━━━ THE DATA
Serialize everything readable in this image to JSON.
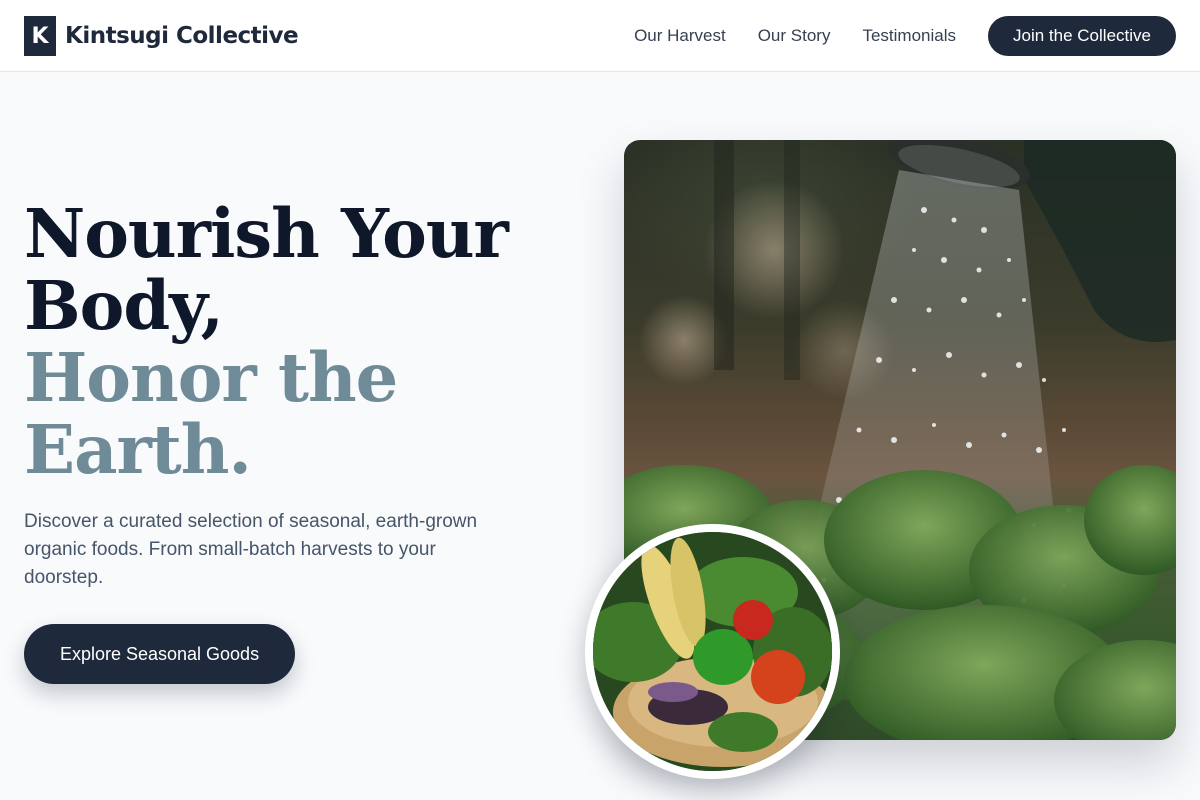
{
  "brand": {
    "logo_letter": "K",
    "name": "Kintsugi Collective"
  },
  "nav": {
    "links": [
      "Our Harvest",
      "Our Story",
      "Testimonials"
    ],
    "cta_label": "Join the Collective"
  },
  "hero": {
    "title_line1": "Nourish Your",
    "title_line2": "Body,",
    "title_line3": "Honor the",
    "title_line4": "Earth.",
    "description": "Discover a curated selection of seasonal, earth-grown organic foods. From small-batch harvests to your doorstep.",
    "cta_label": "Explore Seasonal Goods"
  },
  "images": {
    "main": "watering-can-garden-photo",
    "inset": "vegetable-basket-photo"
  },
  "colors": {
    "primary": "#1e293b",
    "title_dark": "#0f172a",
    "title_muted": "#6f8b97",
    "body_text": "#475569",
    "background": "#f8fafc"
  }
}
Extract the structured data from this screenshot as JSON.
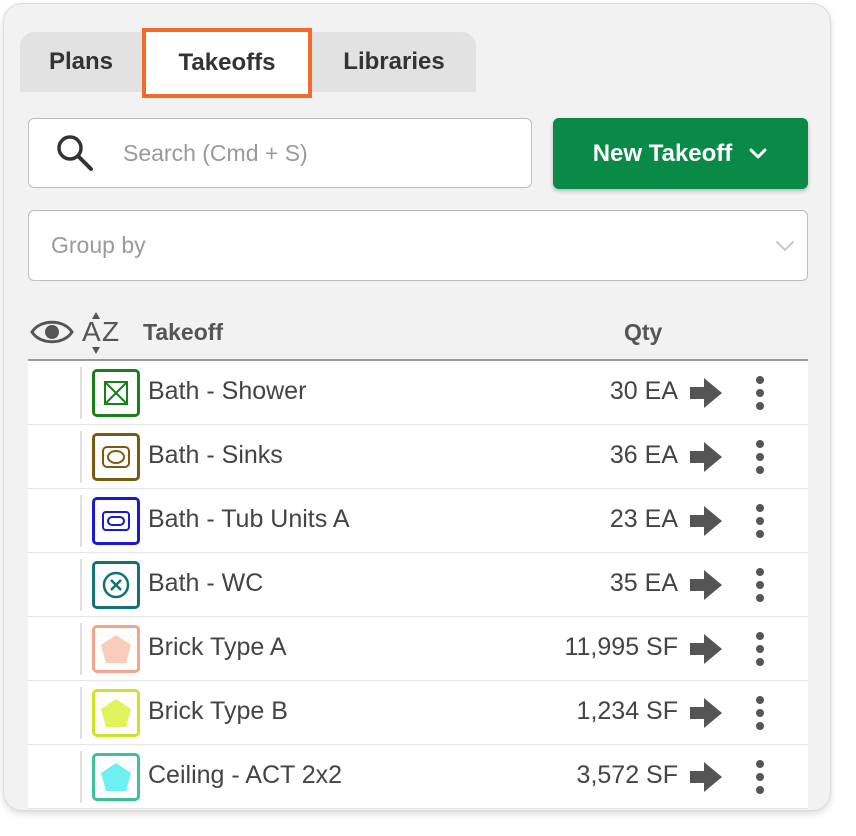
{
  "tabs": {
    "plans": "Plans",
    "takeoffs": "Takeoffs",
    "libraries": "Libraries"
  },
  "search": {
    "placeholder": "Search (Cmd + S)",
    "value": ""
  },
  "new_takeoff": {
    "label": "New Takeoff"
  },
  "group_by": {
    "placeholder": "Group by"
  },
  "columns": {
    "takeoff": "Takeoff",
    "qty": "Qty"
  },
  "colors": {
    "accent_tab_outline": "#f26a2e",
    "primary_button": "#0a8a47"
  },
  "rows": [
    {
      "name": "Bath - Shower",
      "qty": "30 EA",
      "color": "#1a7f1a",
      "icon": "square-cross-icon"
    },
    {
      "name": "Bath - Sinks",
      "qty": "36 EA",
      "color": "#7a5a12",
      "icon": "sink-icon"
    },
    {
      "name": "Bath - Tub Units A",
      "qty": "23 EA",
      "color": "#1a1ad6",
      "icon": "tub-icon"
    },
    {
      "name": "Bath - WC",
      "qty": "35 EA",
      "color": "#117373",
      "icon": "circle-x-icon"
    },
    {
      "name": "Brick Type A",
      "qty": "11,995 SF",
      "color": "#f0a58c",
      "fill": "#f9cbbb",
      "icon": "pentagon-icon"
    },
    {
      "name": "Brick Type B",
      "qty": "1,234 SF",
      "color": "#cde32a",
      "fill": "#e2f35a",
      "icon": "pentagon-icon"
    },
    {
      "name": "Ceiling - ACT 2x2",
      "qty": "3,572 SF",
      "color": "#3dbf9a",
      "fill": "#6cf0f2",
      "icon": "pentagon-icon"
    }
  ]
}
━━━━━━
GOAL = Reproduce every line from the entries that holds the word "name".

THE RESPONSE =
    "name": "Kintsugi Collective"
      "name": "Bath - Shower",
      "name": "Bath - Sinks",
      "name": "Bath - Tub Units A",
      "name": "Bath - WC",
      "name": "Brick Type A",
      "name": "Brick Type B",
      "name": "Ceiling - ACT 2x2",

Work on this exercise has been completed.